(Data entries)
☆ ☆ ☆ ☆ ☆
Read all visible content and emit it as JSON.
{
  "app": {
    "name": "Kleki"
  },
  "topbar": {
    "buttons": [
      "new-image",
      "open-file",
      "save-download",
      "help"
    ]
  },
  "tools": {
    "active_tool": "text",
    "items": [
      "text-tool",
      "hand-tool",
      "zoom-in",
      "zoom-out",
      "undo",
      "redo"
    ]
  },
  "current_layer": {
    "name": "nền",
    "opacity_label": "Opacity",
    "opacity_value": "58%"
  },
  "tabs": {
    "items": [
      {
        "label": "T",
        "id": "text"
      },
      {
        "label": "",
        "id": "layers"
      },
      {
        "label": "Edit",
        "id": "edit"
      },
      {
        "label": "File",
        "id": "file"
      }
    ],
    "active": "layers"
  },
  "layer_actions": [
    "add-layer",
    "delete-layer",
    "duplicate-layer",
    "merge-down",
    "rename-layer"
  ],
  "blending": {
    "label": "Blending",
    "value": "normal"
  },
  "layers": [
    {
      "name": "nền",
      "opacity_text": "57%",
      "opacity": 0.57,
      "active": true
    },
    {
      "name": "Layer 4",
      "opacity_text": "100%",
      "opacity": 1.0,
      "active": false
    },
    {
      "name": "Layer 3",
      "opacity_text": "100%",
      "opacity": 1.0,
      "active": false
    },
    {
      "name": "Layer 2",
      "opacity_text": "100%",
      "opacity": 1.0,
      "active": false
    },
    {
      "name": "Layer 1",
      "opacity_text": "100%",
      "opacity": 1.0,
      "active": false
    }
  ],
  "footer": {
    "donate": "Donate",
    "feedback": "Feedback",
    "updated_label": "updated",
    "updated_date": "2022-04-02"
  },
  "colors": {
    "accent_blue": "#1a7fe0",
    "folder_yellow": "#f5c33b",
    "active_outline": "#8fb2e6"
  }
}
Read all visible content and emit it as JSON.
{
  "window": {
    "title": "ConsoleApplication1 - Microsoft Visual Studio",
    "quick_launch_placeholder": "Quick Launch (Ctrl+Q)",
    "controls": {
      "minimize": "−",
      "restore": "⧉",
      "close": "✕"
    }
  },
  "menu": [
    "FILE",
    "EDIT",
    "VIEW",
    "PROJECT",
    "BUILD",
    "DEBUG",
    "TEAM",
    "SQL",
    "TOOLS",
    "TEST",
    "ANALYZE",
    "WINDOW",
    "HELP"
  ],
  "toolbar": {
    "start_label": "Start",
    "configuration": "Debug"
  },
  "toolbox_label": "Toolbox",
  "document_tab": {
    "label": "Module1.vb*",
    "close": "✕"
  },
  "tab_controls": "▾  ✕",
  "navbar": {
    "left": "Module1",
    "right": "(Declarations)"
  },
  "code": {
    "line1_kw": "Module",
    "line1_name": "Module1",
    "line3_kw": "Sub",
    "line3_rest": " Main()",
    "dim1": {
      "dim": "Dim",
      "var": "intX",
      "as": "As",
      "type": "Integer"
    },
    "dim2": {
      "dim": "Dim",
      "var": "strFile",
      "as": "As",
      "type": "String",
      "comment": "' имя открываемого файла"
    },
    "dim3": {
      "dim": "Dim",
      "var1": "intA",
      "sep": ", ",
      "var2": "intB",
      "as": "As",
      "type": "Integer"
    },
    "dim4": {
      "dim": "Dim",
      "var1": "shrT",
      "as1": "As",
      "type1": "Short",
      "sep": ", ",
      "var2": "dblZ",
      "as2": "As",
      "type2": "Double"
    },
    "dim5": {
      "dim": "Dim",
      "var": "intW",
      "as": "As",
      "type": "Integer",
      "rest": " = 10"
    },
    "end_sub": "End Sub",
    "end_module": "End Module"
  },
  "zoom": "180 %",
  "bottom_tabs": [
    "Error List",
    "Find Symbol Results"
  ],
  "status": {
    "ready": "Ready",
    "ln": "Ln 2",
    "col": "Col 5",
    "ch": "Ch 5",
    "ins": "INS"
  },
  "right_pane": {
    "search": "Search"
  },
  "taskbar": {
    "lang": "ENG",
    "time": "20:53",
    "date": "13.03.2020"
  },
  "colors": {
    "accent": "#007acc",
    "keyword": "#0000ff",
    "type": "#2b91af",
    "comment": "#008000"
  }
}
☆ ☆ ☆ ☆ ☆
Copy out all of the records shown above exactly.

Read all visible content and emit it as JSON.
{
  "app": {
    "name": "Kleki"
  },
  "topbar": {
    "buttons": [
      "new-image",
      "open-file",
      "save-download",
      "help"
    ]
  },
  "tools": {
    "active_tool": "text",
    "items": [
      "text-tool",
      "hand-tool",
      "zoom-in",
      "zoom-out",
      "undo",
      "redo"
    ]
  },
  "current_layer": {
    "name": "nền",
    "opacity_label": "Opacity",
    "opacity_value": "58%"
  },
  "tabs": {
    "items": [
      {
        "label": "T",
        "id": "text"
      },
      {
        "label": "",
        "id": "layers"
      },
      {
        "label": "Edit",
        "id": "edit"
      },
      {
        "label": "File",
        "id": "file"
      }
    ],
    "active": "layers"
  },
  "layer_actions": [
    "add-layer",
    "delete-layer",
    "duplicate-layer",
    "merge-down",
    "rename-layer"
  ],
  "blending": {
    "label": "Blending",
    "value": "normal"
  },
  "layers": [
    {
      "name": "nền",
      "opacity_text": "57%",
      "opacity": 0.57,
      "active": true
    },
    {
      "name": "Layer 4",
      "opacity_text": "100%",
      "opacity": 1.0,
      "active": false
    },
    {
      "name": "Layer 3",
      "opacity_text": "100%",
      "opacity": 1.0,
      "active": false
    },
    {
      "name": "Layer 2",
      "opacity_text": "100%",
      "opacity": 1.0,
      "active": false
    },
    {
      "name": "Layer 1",
      "opacity_text": "100%",
      "opacity": 1.0,
      "active": false
    }
  ],
  "footer": {
    "donate": "Donate",
    "feedback": "Feedback",
    "updated_label": "updated",
    "updated_date": "2022-04-02"
  },
  "colors": {
    "accent_blue": "#1a7fe0",
    "folder_yellow": "#f5c33b",
    "active_outline": "#8fb2e6"
  }
}
Read all visible content and emit it as JSON.
{
  "window": {
    "title": "ConsoleApplication1 - Microsoft Visual Studio",
    "quick_launch_placeholder": "Quick Launch (Ctrl+Q)",
    "controls": {
      "minimize": "−",
      "restore": "⧉",
      "close": "✕"
    }
  },
  "menu": [
    "FILE",
    "EDIT",
    "VIEW",
    "PROJECT",
    "BUILD",
    "DEBUG",
    "TEAM",
    "SQL",
    "TOOLS",
    "TEST",
    "ANALYZE",
    "WINDOW",
    "HELP"
  ],
  "toolbar": {
    "start_label": "Start",
    "configuration": "Debug"
  },
  "toolbox_label": "Toolbox",
  "document_tab": {
    "label": "Module1.vb*",
    "close": "✕"
  },
  "tab_controls": "▾  ✕",
  "navbar": {
    "left": "Module1",
    "right": "(Declarations)"
  },
  "code": {
    "line1_kw": "Module",
    "line1_name": "Module1",
    "line3_kw": "Sub",
    "line3_rest": " Main()",
    "dim1": {
      "dim": "Dim",
      "var": "intX",
      "as": "As",
      "type": "Integer"
    },
    "dim2": {
      "dim": "Dim",
      "var": "strFile",
      "as": "As",
      "type": "String",
      "comment": "' имя открываемого файла"
    },
    "dim3": {
      "dim": "Dim",
      "var1": "intA",
      "sep": ", ",
      "var2": "intB",
      "as": "As",
      "type": "Integer"
    },
    "dim4": {
      "dim": "Dim",
      "var1": "shrT",
      "as1": "As",
      "type1": "Short",
      "sep": ", ",
      "var2": "dblZ",
      "as2": "As",
      "type2": "Double"
    },
    "dim5": {
      "dim": "Dim",
      "var": "intW",
      "as": "As",
      "type": "Integer",
      "rest": " = 10"
    },
    "end_sub": "End Sub",
    "end_module": "End Module"
  },
  "zoom": "180 %",
  "bottom_tabs": [
    "Error List",
    "Find Symbol Results"
  ],
  "status": {
    "ready": "Ready",
    "ln": "Ln 2",
    "col": "Col 5",
    "ch": "Ch 5",
    "ins": "INS"
  },
  "right_pane": {
    "search": "Search"
  },
  "taskbar": {
    "lang": "ENG",
    "time": "20:53",
    "date": "13.03.2020"
  },
  "colors": {
    "accent": "#007acc",
    "keyword": "#0000ff",
    "type": "#2b91af",
    "comment": "#008000"
  }
}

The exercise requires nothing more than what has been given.